### Exercise
Note each line where "результатах" appears, and copy it.

### Data records
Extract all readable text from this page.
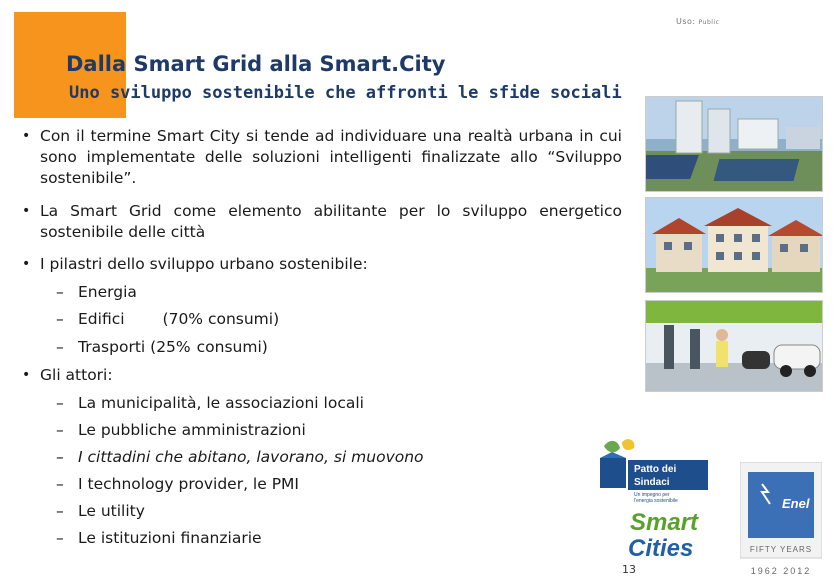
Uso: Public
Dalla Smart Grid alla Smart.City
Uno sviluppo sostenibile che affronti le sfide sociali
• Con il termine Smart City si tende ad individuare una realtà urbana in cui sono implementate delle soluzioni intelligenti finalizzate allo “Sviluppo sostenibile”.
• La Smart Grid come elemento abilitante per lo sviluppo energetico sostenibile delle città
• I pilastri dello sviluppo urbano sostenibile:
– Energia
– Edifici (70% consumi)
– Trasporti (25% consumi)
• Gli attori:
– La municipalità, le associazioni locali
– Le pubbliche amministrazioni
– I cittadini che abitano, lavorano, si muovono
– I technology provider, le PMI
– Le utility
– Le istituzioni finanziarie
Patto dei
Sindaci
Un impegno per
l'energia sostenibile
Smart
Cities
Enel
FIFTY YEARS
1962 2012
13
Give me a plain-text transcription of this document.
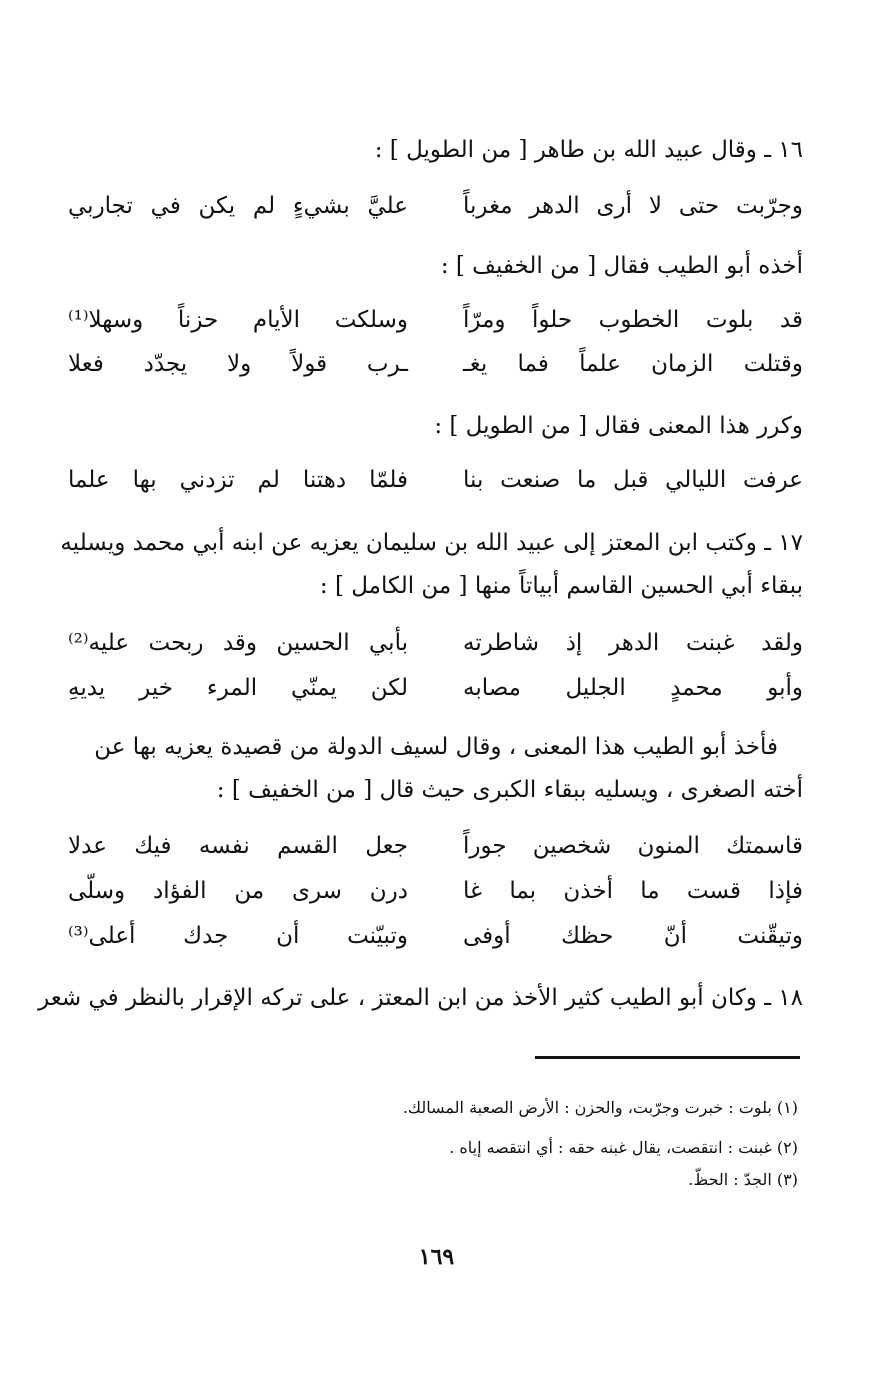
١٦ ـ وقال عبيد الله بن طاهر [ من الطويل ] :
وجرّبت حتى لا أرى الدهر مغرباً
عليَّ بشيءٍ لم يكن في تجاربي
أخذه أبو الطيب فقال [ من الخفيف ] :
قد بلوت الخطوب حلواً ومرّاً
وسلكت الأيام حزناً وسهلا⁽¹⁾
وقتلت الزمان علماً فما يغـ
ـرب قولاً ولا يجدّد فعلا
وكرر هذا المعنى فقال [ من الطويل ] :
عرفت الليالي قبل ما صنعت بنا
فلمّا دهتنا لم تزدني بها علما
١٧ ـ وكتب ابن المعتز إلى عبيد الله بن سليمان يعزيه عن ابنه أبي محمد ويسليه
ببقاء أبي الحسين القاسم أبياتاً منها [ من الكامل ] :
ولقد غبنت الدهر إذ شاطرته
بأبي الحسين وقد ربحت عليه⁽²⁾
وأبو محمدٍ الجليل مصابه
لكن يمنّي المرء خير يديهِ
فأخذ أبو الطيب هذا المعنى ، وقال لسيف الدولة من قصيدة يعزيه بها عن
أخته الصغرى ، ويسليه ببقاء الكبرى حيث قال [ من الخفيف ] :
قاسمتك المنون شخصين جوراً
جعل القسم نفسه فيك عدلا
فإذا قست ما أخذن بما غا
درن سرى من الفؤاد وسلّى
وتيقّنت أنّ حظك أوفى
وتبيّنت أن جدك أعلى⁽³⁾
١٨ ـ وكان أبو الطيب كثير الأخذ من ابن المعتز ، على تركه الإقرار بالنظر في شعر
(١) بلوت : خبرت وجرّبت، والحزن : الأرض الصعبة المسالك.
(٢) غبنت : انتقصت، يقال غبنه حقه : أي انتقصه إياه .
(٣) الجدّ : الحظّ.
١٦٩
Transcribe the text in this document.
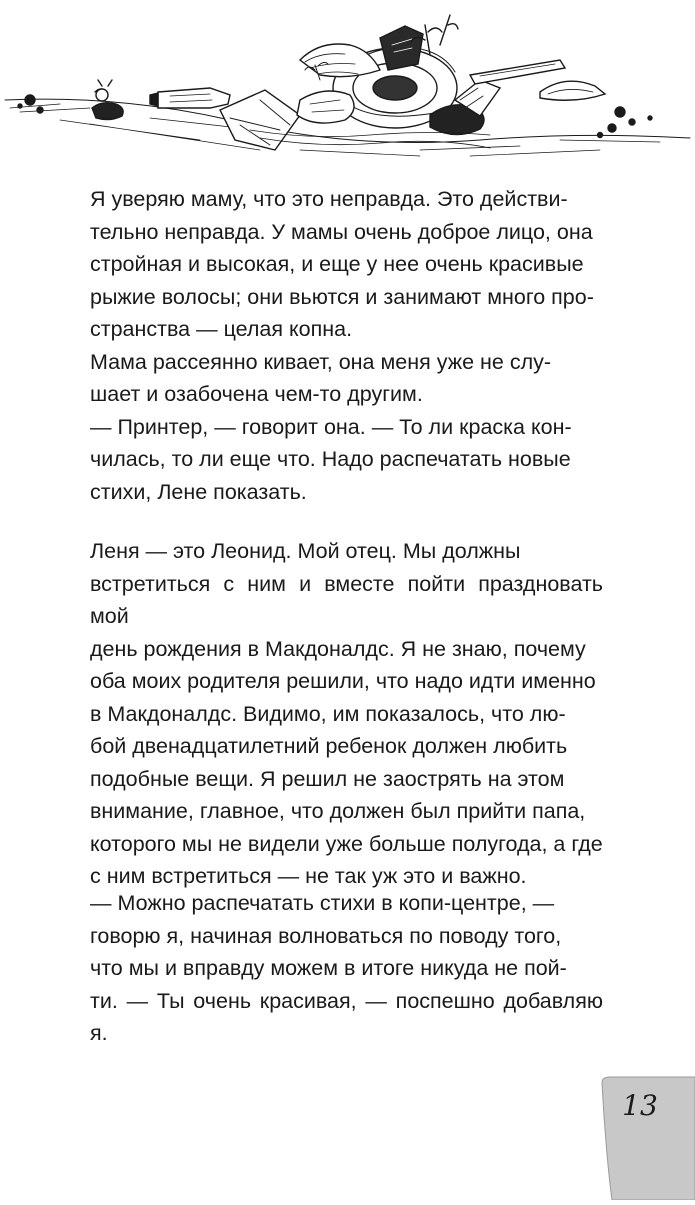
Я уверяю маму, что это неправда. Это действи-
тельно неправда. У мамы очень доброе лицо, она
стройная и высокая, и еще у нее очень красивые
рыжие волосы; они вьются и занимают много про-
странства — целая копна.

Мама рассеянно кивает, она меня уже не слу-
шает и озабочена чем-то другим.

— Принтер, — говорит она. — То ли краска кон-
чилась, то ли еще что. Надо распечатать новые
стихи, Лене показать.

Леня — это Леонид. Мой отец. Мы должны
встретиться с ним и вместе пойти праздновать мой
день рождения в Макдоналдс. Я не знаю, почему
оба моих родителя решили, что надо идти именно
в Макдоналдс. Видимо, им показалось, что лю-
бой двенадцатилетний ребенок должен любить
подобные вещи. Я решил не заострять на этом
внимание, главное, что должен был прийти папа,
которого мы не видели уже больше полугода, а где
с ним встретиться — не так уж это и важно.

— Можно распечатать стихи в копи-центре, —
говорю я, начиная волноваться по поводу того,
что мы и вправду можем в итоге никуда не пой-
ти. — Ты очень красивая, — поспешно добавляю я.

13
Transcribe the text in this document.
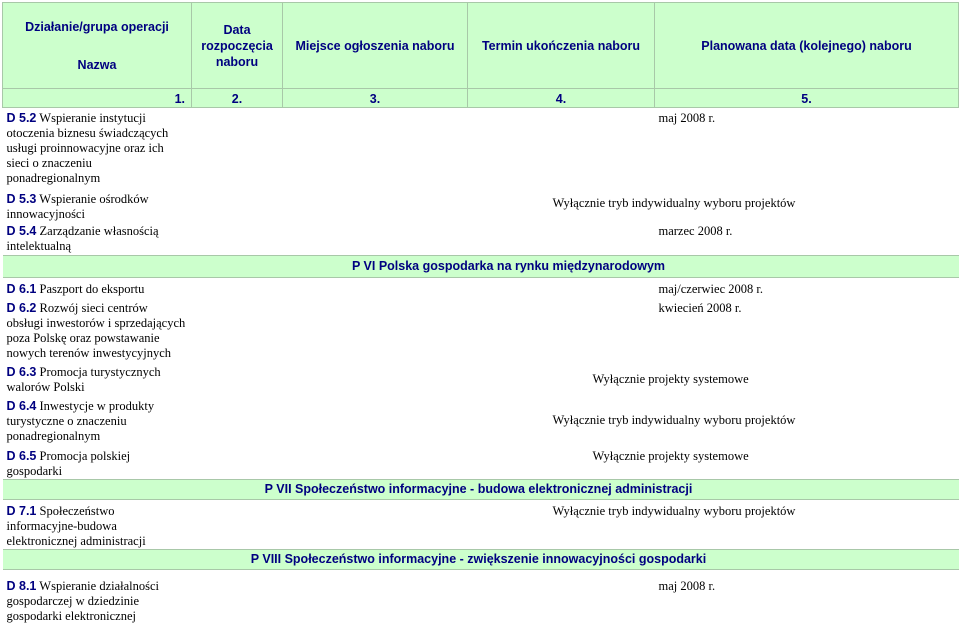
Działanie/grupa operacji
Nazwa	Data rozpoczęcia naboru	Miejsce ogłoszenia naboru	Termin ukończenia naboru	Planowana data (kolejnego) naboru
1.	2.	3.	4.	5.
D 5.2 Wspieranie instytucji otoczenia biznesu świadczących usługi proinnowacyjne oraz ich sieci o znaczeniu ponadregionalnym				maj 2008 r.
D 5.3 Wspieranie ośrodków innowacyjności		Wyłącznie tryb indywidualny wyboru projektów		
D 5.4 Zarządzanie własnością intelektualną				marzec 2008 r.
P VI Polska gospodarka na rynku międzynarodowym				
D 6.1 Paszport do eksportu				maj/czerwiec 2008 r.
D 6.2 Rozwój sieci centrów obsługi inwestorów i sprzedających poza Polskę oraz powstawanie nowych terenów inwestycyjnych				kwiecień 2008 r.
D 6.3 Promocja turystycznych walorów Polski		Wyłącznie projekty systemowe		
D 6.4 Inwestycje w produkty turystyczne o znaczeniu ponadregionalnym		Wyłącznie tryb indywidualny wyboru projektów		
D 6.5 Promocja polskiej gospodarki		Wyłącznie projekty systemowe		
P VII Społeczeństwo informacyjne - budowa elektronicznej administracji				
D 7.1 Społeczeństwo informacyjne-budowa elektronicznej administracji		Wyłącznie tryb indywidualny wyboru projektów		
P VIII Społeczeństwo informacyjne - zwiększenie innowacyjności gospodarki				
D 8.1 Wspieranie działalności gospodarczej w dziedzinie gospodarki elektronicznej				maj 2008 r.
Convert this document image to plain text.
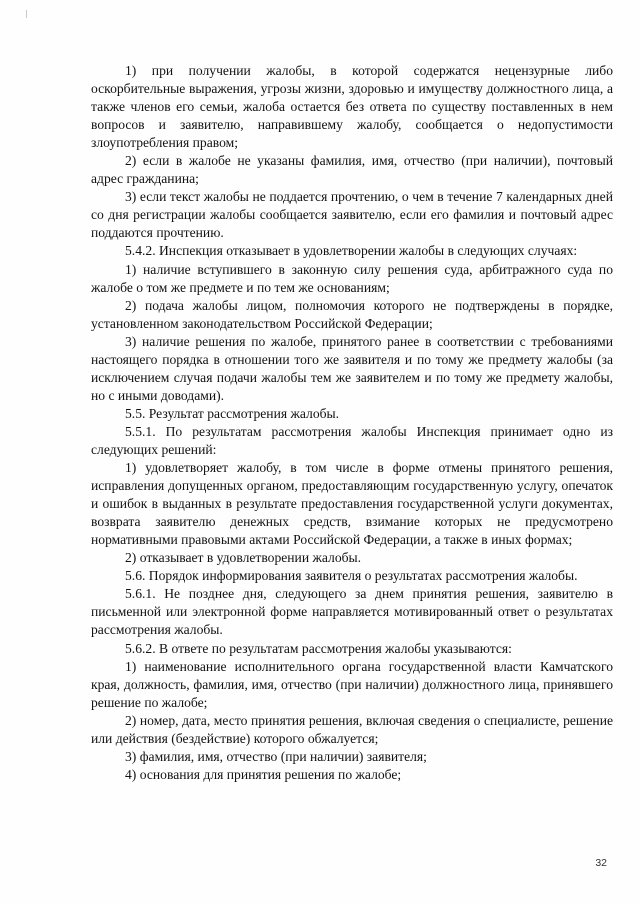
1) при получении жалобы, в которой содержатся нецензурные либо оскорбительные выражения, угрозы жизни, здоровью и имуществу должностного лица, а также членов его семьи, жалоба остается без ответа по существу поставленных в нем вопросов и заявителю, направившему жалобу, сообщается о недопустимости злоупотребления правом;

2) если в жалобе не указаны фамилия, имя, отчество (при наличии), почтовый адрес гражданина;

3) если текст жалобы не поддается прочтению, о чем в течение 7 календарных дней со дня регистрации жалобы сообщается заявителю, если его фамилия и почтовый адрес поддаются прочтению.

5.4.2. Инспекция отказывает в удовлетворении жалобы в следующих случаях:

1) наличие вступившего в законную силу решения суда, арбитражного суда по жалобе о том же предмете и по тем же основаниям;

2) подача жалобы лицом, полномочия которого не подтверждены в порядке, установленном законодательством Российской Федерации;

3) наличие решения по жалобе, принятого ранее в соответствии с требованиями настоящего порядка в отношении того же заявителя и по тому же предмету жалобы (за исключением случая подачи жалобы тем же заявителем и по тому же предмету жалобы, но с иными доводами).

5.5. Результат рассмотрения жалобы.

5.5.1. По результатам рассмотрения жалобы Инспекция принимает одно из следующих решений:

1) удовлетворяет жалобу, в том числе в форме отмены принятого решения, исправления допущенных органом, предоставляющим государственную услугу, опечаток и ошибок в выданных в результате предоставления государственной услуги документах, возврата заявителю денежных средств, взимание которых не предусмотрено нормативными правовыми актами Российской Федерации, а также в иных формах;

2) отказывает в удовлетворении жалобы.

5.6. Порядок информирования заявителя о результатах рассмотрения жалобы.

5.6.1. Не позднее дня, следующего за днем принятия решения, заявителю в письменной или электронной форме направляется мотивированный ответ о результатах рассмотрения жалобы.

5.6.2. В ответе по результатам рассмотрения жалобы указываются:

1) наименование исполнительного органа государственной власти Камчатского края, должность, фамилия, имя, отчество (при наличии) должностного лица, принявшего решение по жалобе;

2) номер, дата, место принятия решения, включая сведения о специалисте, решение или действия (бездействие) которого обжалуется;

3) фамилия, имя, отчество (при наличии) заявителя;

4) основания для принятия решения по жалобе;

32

### Solved problem
5.6. Порядок информирования заявителя о результатах рассмотрения жалобы.
5.6.1. Не позднее дня, следующего за днем принятия решения, заявителю в письменной или электронной форме направляется мотивированный ответ о результатах рассмотрения жалобы.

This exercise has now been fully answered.